[Collection entries]
= = = = = = =

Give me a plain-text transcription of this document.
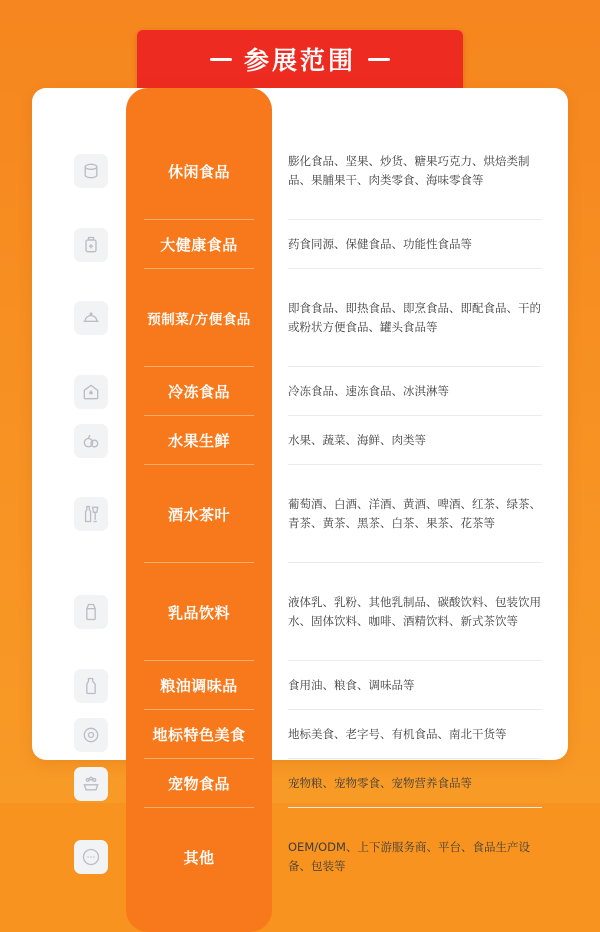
参展范围
休闲食品
大健康食品
预制菜/方便食品
冷冻食品
水果生鲜
酒水茶叶
乳品饮料
粮油调味品
地标特色美食
宠物食品
其他
膨化食品、坚果、炒货、糖果巧克力、烘焙类制品、果脯果干、肉类零食、海味零食等
药食同源、保健食品、功能性食品等
即食食品、即热食品、即烹食品、即配食品、干的或粉状方便食品、罐头食品等
冷冻食品、速冻食品、冰淇淋等
水果、蔬菜、海鲜、肉类等
葡萄酒、白酒、洋酒、黄酒、啤酒、红茶、绿茶、青茶、黄茶、黑茶、白茶、果茶、花茶等
液体乳、乳粉、其他乳制品、碳酸饮料、包装饮用水、固体饮料、咖啡、酒精饮料、新式茶饮等
食用油、粮食、调味品等
地标美食、老字号、有机食品、南北干货等
宠物粮、宠物零食、宠物营养食品等
OEM/ODM、上下游服务商、平台、食品生产设备、包装等
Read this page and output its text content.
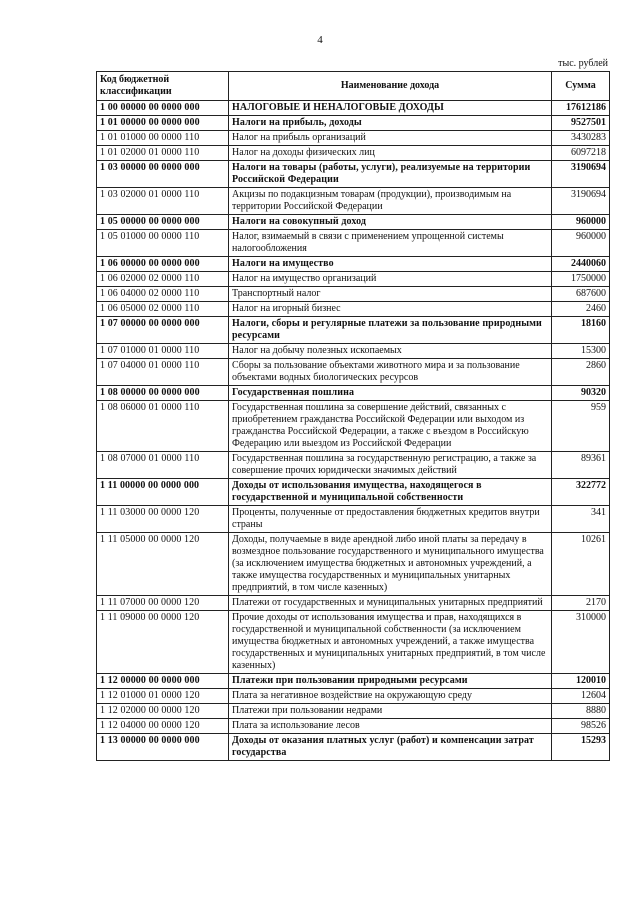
4
тыс. рублей
Код бюджетной классификации	Наименование дохода	Сумма
1 00 00000 00 0000 000	НАЛОГОВЫЕ И НЕНАЛОГОВЫЕ ДОХОДЫ	17612186
1 01 00000 00 0000 000	Налоги на прибыль, доходы	9527501
1 01 01000 00 0000 110	Налог на прибыль организаций	3430283
1 01 02000 01 0000 110	Налог на доходы физических лиц	6097218
1 03 00000 00 0000 000	Налоги на товары (работы, услуги), реализуемые на территории Российской Федерации	3190694
1 03 02000 01 0000 110	Акцизы по подакцизным товарам (продукции), производимым на территории Российской Федерации	3190694
1 05 00000 00 0000 000	Налоги на совокупный доход	960000
1 05 01000 00 0000 110	Налог, взимаемый в связи с применением упрощенной системы налогообложения	960000
1 06 00000 00 0000 000	Налоги на имущество	2440060
1 06 02000 02 0000 110	Налог на имущество организаций	1750000
1 06 04000 02 0000 110	Транспортный налог	687600
1 06 05000 02 0000 110	Налог на игорный бизнес	2460
1 07 00000 00 0000 000	Налоги, сборы и регулярные платежи за пользование природными ресурсами	18160
1 07 01000 01 0000 110	Налог на добычу полезных ископаемых	15300
1 07 04000 01 0000 110	Сборы за пользование объектами животного мира и за пользование объектами водных биологических ресурсов	2860
1 08 00000 00 0000 000	Государственная пошлина	90320
1 08 06000 01 0000 110	Государственная пошлина за совершение действий, связанных с приобретением гражданства Российской Федерации или выходом из гражданства Российской Федерации, а также с въездом в Российскую Федерацию или выездом из Российской Федерации	959
1 08 07000 01 0000 110	Государственная пошлина за государственную регистрацию, а также за совершение прочих юридически значимых действий	89361
1 11 00000 00 0000 000	Доходы от использования имущества, находящегося в государственной и муниципальной собственности	322772
1 11 03000 00 0000 120	Проценты, полученные от предоставления бюджетных кредитов внутри страны	341
1 11 05000 00 0000 120	Доходы, получаемые в виде арендной либо иной платы за передачу в возмездное пользование государственного и муниципального имущества (за исключением имущества бюджетных и автономных учреждений, а также имущества государственных и муниципальных унитарных предприятий, в том числе казенных)	10261
1 11 07000 00 0000 120	Платежи от государственных и муниципальных унитарных предприятий	2170
1 11 09000 00 0000 120	Прочие доходы от использования имущества и прав, находящихся в государственной и муниципальной собственности (за исключением имущества бюджетных и автономных учреждений, а также имущества государственных и муниципальных унитарных предприятий, в том числе казенных)	310000
1 12 00000 00 0000 000	Платежи при пользовании природными ресурсами	120010
1 12 01000 01 0000 120	Плата за негативное воздействие на окружающую среду	12604
1 12 02000 00 0000 120	Платежи при пользовании недрами	8880
1 12 04000 00 0000 120	Плата за использование лесов	98526
1 13 00000 00 0000 000	Доходы от оказания платных услуг (работ) и компенсации затрат государства	15293
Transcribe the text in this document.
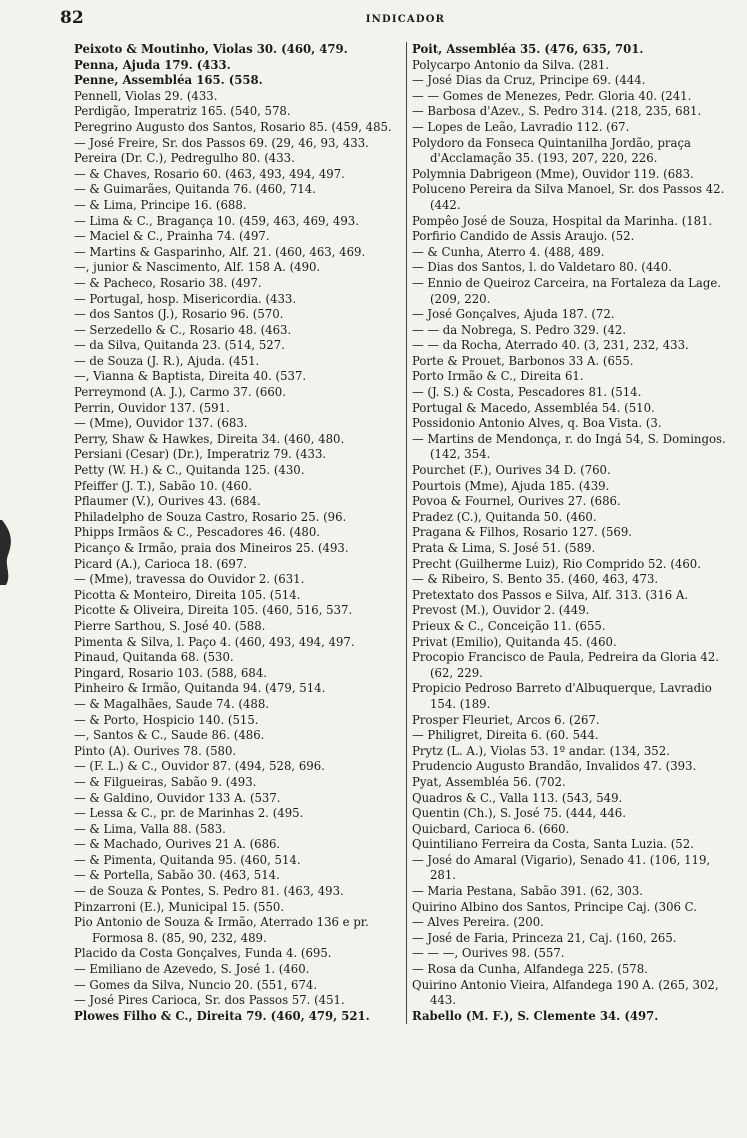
82	INDICADOR
Peixoto & Moutinho, Violas 30. (460, 479.
Penna, Ajuda 179. (433.
Penne, Assembléa 165. (558.
Pennell, Violas 29. (433.
Perdigão, Imperatriz 165. (540, 578.
Peregrino Augusto dos Santos, Rosario 85. (459, 485.
— José Freire, Sr. dos Passos 69. (29, 46, 93, 433.
Pereira (Dr. C.), Pedregulho 80. (433.
— & Chaves, Rosario 60. (463, 493, 494, 497.
— & Guimarães, Quitanda 76. (460, 714.
— & Lima, Principe 16. (688.
— Lima & C., Bragança 10. (459, 463, 469, 493.
— Maciel & C., Prainha 74. (497.
— Martins & Gasparinho, Alf. 21. (460, 463, 469.
—, junior & Nascimento, Alf. 158 A. (490.
— & Pacheco, Rosario 38. (497.
— Portugal, hosp. Misericordia. (433.
— dos Santos (J.), Rosario 96. (570.
— Serzedello & C., Rosario 48. (463.
— da Silva, Quitanda 23. (514, 527.
— de Souza (J. R.), Ajuda. (451.
—, Vianna & Baptista, Direita 40. (537.
Perreymond (A. J.), Carmo 37. (660.
Perrin, Ouvidor 137. (591.
— (Mme), Ouvidor 137. (683.
Perry, Shaw & Hawkes, Direita 34. (460, 480.
Persiani (Cesar) (Dr.), Imperatriz 79. (433.
Petty (W. H.) & C., Quitanda 125. (430.
Pfeiffer (J. T.), Sabão 10. (460.
Pflaumer (V.), Ourives 43. (684.
Philadelpho de Souza Castro, Rosario 25. (96.
Phipps Irmãos & C., Pescadores 46. (480.
Picanço & Irmão, praia dos Mineiros 25. (493.
Picard (A.), Carioca 18. (697.
— (Mme), travessa do Ouvidor 2. (631.
Picotta & Monteiro, Direita 105. (514.
Picotte & Oliveira, Direita 105. (460, 516, 537.
Pierre Sarthou, S. José 40. (588.
Pimenta & Silva, l. Paço 4. (460, 493, 494, 497.
Pinaud, Quitanda 68. (530.
Pingard, Rosario 103. (588, 684.
Pinheiro & Irmão, Quitanda 94. (479, 514.
— & Magalhães, Saude 74. (488.
— & Porto, Hospicio 140. (515.
—, Santos & C., Saude 86. (486.
Pinto (A). Ourives 78. (580.
— (F. L.) & C., Ouvidor 87. (494, 528, 696.
— & Filgueiras, Sabão 9. (493.
— & Galdino, Ouvidor 133 A. (537.
— Lessa & C., pr. de Marinhas 2. (495.
— & Lima, Valla 88. (583.
— & Machado, Ourives 21 A. (686.
— & Pimenta, Quitanda 95. (460, 514.
— & Portella, Sabão 30. (463, 514.
— de Souza & Pontes, S. Pedro 81. (463, 493.
Pinzarroni (E.), Municipal 15. (550.
Pio Antonio de Souza & Irmão, Aterrado 136 e pr. Formosa 8. (85, 90, 232, 489.
Placido da Costa Gonçalves, Funda 4. (695.
— Emiliano de Azevedo, S. José 1. (460.
— Gomes da Silva, Nuncio 20. (551, 674.
— José Pires Carioca, Sr. dos Passos 57. (451.
Plowes Filho & C., Direita 79. (460, 479, 521.
Poit, Assembléa 35. (476, 635, 701.
Polycarpo Antonio da Silva. (281.
— José Dias da Cruz, Principe 69. (444.
— — Gomes de Menezes, Pedr. Gloria 40. (241.
— Barbosa d'Azev., S. Pedro 314. (218, 235, 681.
— Lopes de Leão, Lavradio 112. (67.
Polydoro da Fonseca Quintanilha Jordão, praça d'Acclamação 35. (193, 207, 220, 226.
Polymnia Dabrigeon (Mme), Ouvidor 119. (683.
Poluceno Pereira da Silva Manoel, Sr. dos Passos 42. (442.
Pompêo José de Souza, Hospital da Marinha. (181.
Porfirio Candido de Assis Araujo. (52.
— & Cunha, Aterro 4. (488, 489.
— Dias dos Santos, l. do Valdetaro 80. (440.
— Ennio de Queiroz Carceira, na Fortaleza da Lage. (209, 220.
— José Gonçalves, Ajuda 187. (72.
— — da Nobrega, S. Pedro 329. (42.
— — da Rocha, Aterrado 40. (3, 231, 232, 433.
Porte & Prouet, Barbonos 33 A. (655.
Porto Irmão & C., Direita 61.
— (J. S.) & Costa, Pescadores 81. (514.
Portugal & Macedo, Assembléa 54. (510.
Possidonio Antonio Alves, q. Boa Vista. (3.
— Martins de Mendonça, r. do Ingá 54, S. Domingos. (142, 354.
Pourchet (F.), Ourives 34 D. (760.
Pourtois (Mme), Ajuda 185. (439.
Povoa & Fournel, Ourives 27. (686.
Pradez (C.), Quitanda 50. (460.
Pragana & Filhos, Rosario 127. (569.
Prata & Lima, S. José 51. (589.
Precht (Guilherme Luiz), Rio Comprido 52. (460.
— & Ribeiro, S. Bento 35. (460, 463, 473.
Pretextato dos Passos e Silva, Alf. 313. (316 A.
Prevost (M.), Ouvidor 2. (449.
Prieux & C., Conceição 11. (655.
Privat (Emilio), Quitanda 45. (460.
Procopio Francisco de Paula, Pedreira da Gloria 42. (62, 229.
Propicio Pedroso Barreto d'Albuquerque, Lavradio 154. (189.
Prosper Fleuriet, Arcos 6. (267.
— Philigret, Direita 6. (60. 544.
Prytz (L. A.), Violas 53. 1º andar. (134, 352.
Prudencio Augusto Brandão, Invalidos 47. (393.
Pyat, Assembléa 56. (702.
Quadros & C., Valla 113. (543, 549.
Quentin (Ch.), S. José 75. (444, 446.
Quicbard, Carioca 6. (660.
Quintiliano Ferreira da Costa, Santa Luzia. (52.
— José do Amaral (Vigario), Senado 41. (106, 119, 281.
— Maria Pestana, Sabão 391. (62, 303.
Quirino Albino dos Santos, Principe Caj. (306 C.
— Alves Pereira. (200.
— José de Faria, Princeza 21, Caj. (160, 265.
— — —, Ourives 98. (557.
— Rosa da Cunha, Alfandega 225. (578.
Quirino Antonio Vieira, Alfandega 190 A. (265, 302, 443.
Rabello (M. F.), S. Clemente 34. (497.
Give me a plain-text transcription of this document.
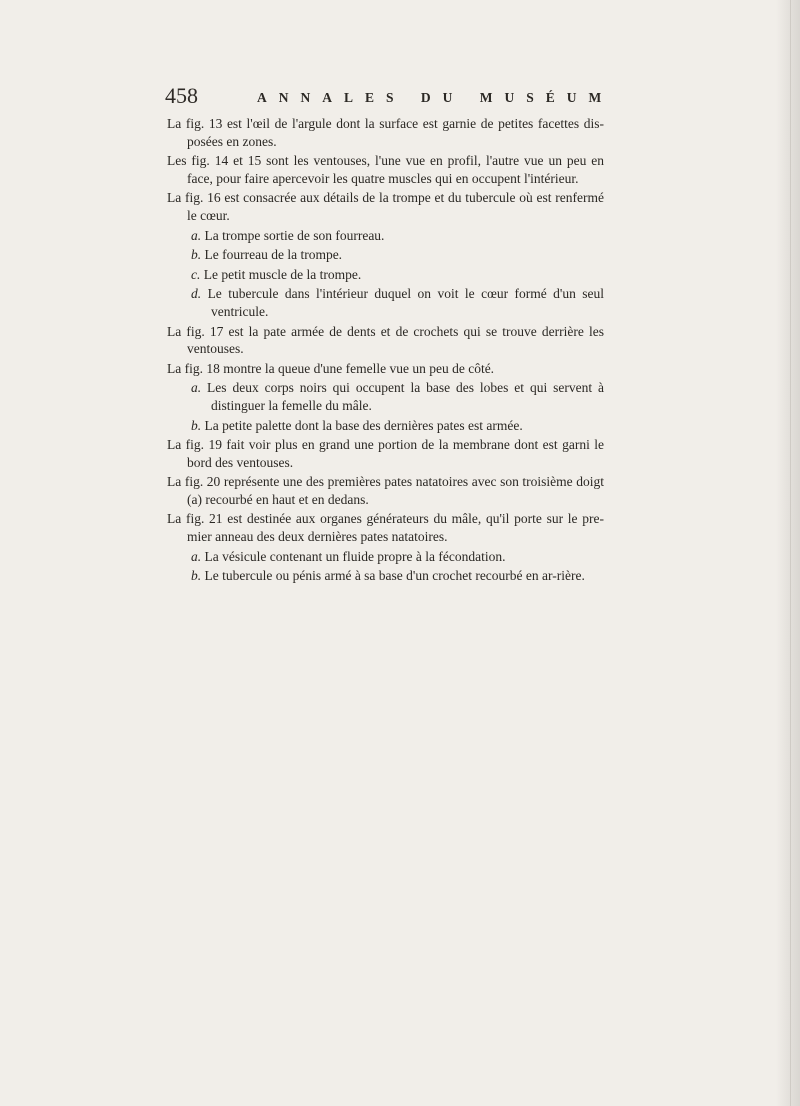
458	ANNALES DU MUSÉUM

La fig. 13 est l'œil de l'argule dont la surface est garnie de petites facettes dis-posées en zones.

Les fig. 14 et 15 sont les ventouses, l'une vue en profil, l'autre vue un peu en face, pour faire apercevoir les quatre muscles qui en occupent l'intérieur.

La fig. 16 est consacrée aux détails de la trompe et du tubercule où est renfermé le cœur.

a. La trompe sortie de son fourreau.

b. Le fourreau de la trompe.

c. Le petit muscle de la trompe.

d. Le tubercule dans l'intérieur duquel on voit le cœur formé d'un seul ventricule.

La fig. 17 est la pate armée de dents et de crochets qui se trouve derrière les ventouses.

La fig. 18 montre la queue d'une femelle vue un peu de côté.

a. Les deux corps noirs qui occupent la base des lobes et qui servent à distinguer la femelle du mâle.

b. La petite palette dont la base des dernières pates est armée.

La fig. 19 fait voir plus en grand une portion de la membrane dont est garni le bord des ventouses.

La fig. 20 représente une des premières pates natatoires avec son troisième doigt (a) recourbé en haut et en dedans.

La fig. 21 est destinée aux organes générateurs du mâle, qu'il porte sur le pre-mier anneau des deux dernières pates natatoires.

a. La vésicule contenant un fluide propre à la fécondation.

b. Le tubercule ou pénis armé à sa base d'un crochet recourbé en ar-rière.
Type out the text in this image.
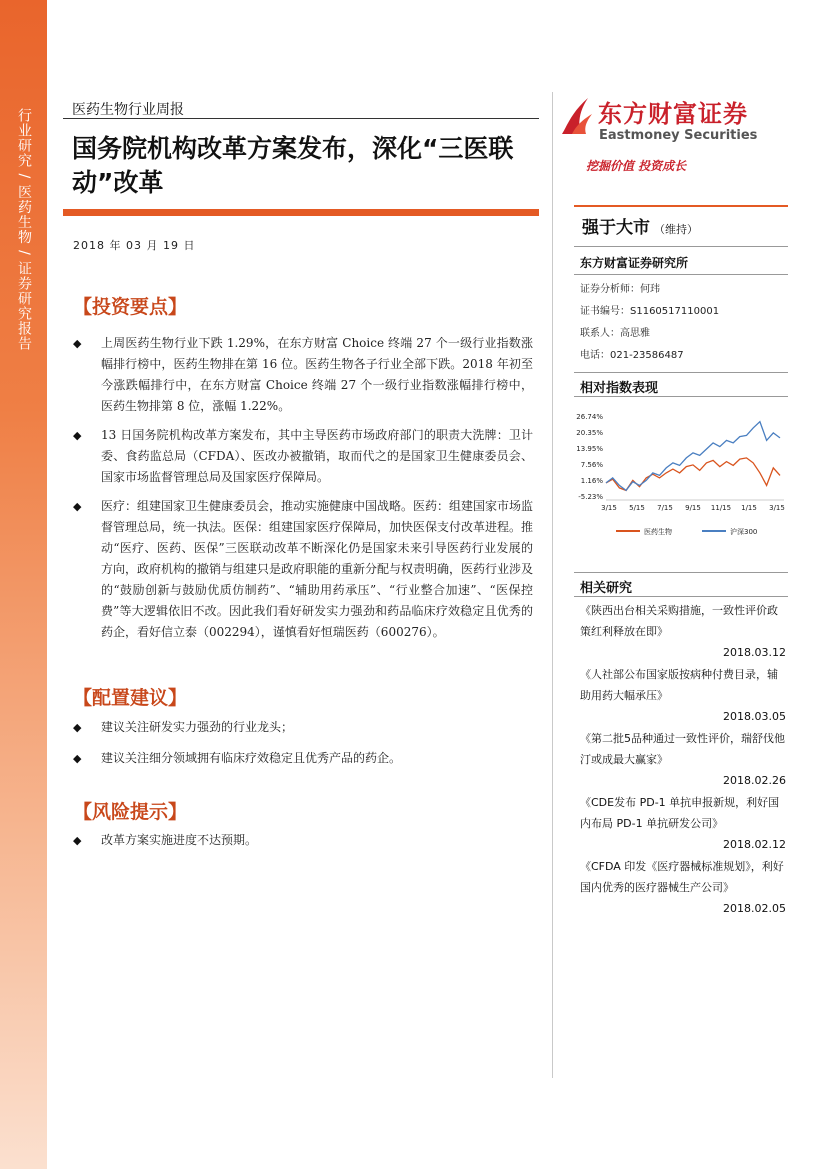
行业研究 / 医药生物 / 证券研究报告	医药生物行业周报
国务院机构改革方案发布，深化“三医联动”改革
2018 年 03 月 19 日
【投资要点】
◆ 上周医药生物行业下跌 1.29%，在东方财富 Choice 终端 27 个一级行业指数涨幅排行榜中，医药生物排在第 16 位。医药生物各子行业全部下跌。2018 年初至今涨跌幅排行中，在东方财富 Choice 终端 27 个一级行业指数涨幅排行榜中，医药生物排第 8 位，涨幅 1.22%。
◆ 13 日国务院机构改革方案发布，其中主导医药市场政府部门的职责大洗牌：卫计委、食药监总局（CFDA）、医改办被撤销，取而代之的是国家卫生健康委员会、国家市场监督管理总局及国家医疗保障局。
◆ 医疗：组建国家卫生健康委员会，推动实施健康中国战略。医药：组建国家市场监督管理总局，统一执法。医保：组建国家医疗保障局，加快医保支付改革进程。推动“医疗、医药、医保”三医联动改革不断深化仍是国家未来引导医药行业发展的方向，政府机构的撤销与组建只是政府职能的重新分配与权责明确，医药行业涉及的“鼓励创新与鼓励优质仿制药”、“辅助用药承压”、“行业整合加速”、“医保控费”等大逻辑依旧不改。因此我们看好研发实力强劲和药品临床疗效稳定且优秀的药企，看好信立泰（002294），谨慎看好恒瑞医药（600276）。
【配置建议】
◆ 建议关注研发实力强劲的行业龙头；
◆ 建议关注细分领域拥有临床疗效稳定且优秀产品的药企。
【风险提示】
◆ 改革方案实施进度不达预期。
东方财富证券
Eastmoney Securities
挖掘价值 投资成长
强于大市 （维持）
东方财富证券研究所
证券分析师：何玮
证书编号：S1160517110001
联系人：高思雅
电话：021-23586487
相对指数表现
26.74%
20.35%
13.95%
7.56%
1.16%
-5.23%
3/15 5/15 7/15 9/15 11/15 1/15 3/15
医药生物	沪深300
相关研究
《陕西出台相关采购措施，一致性评价政策红利释放在即》
2018.03.12
《人社部公布国家版按病种付费目录，辅助用药大幅承压》
2018.03.05
《第二批5品种通过一致性评价，瑞舒伐他汀或成最大赢家》
2018.02.26
《CDE发布 PD-1 单抗申报新规，利好国内布局 PD-1 单抗研发公司》
2018.02.12
《CFDA 印发《医疗器械标准规划》，利好国内优秀的医疗器械生产公司》
2018.02.05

= = = = = = =

Required work: Only what runs from the line containing "Type out the text in this image." through the end of the entries above should be extracted, exactly and without pictures.

Solution to this exercise:
Type out the text in this image.
行业研究 / 医药生物 / 证券研究报告	医药生物行业周报
国务院机构改革方案发布，深化“三医联动”改革
2018 年 03 月 19 日
【投资要点】
◆ 上周医药生物行业下跌 1.29%，在东方财富 Choice 终端 27 个一级行业指数涨幅排行榜中，医药生物排在第 16 位。医药生物各子行业全部下跌。2018 年初至今涨跌幅排行中，在东方财富 Choice 终端 27 个一级行业指数涨幅排行榜中，医药生物排第 8 位，涨幅 1.22%。
◆ 13 日国务院机构改革方案发布，其中主导医药市场政府部门的职责大洗牌：卫计委、食药监总局（CFDA）、医改办被撤销，取而代之的是国家卫生健康委员会、国家市场监督管理总局及国家医疗保障局。
◆ 医疗：组建国家卫生健康委员会，推动实施健康中国战略。医药：组建国家市场监督管理总局，统一执法。医保：组建国家医疗保障局，加快医保支付改革进程。推动“医疗、医药、医保”三医联动改革不断深化仍是国家未来引导医药行业发展的方向，政府机构的撤销与组建只是政府职能的重新分配与权责明确，医药行业涉及的“鼓励创新与鼓励优质仿制药”、“辅助用药承压”、“行业整合加速”、“医保控费”等大逻辑依旧不改。因此我们看好研发实力强劲和药品临床疗效稳定且优秀的药企，看好信立泰（002294），谨慎看好恒瑞医药（600276）。
【配置建议】
◆ 建议关注研发实力强劲的行业龙头；
◆ 建议关注细分领域拥有临床疗效稳定且优秀产品的药企。
【风险提示】
◆ 改革方案实施进度不达预期。
东方财富证券
Eastmoney Securities
挖掘价值 投资成长
强于大市 （维持）
东方财富证券研究所
证券分析师：何玮
证书编号：S1160517110001
联系人：高思雅
电话：021-23586487
相对指数表现
26.74%
20.35%
13.95%
7.56%
1.16%
-5.23%
3/15 5/15 7/15 9/15 11/15 1/15 3/15
医药生物	沪深300
相关研究
《陕西出台相关采购措施，一致性评价政策红利释放在即》
2018.03.12
《人社部公布国家版按病种付费目录，辅助用药大幅承压》
2018.03.05
《第二批5品种通过一致性评价，瑞舒伐他汀或成最大赢家》
2018.02.26
《CDE发布 PD-1 单抗申报新规，利好国内布局 PD-1 单抗研发公司》
2018.02.12
《CFDA 印发《医疗器械标准规划》，利好国内优秀的医疗器械生产公司》
2018.02.05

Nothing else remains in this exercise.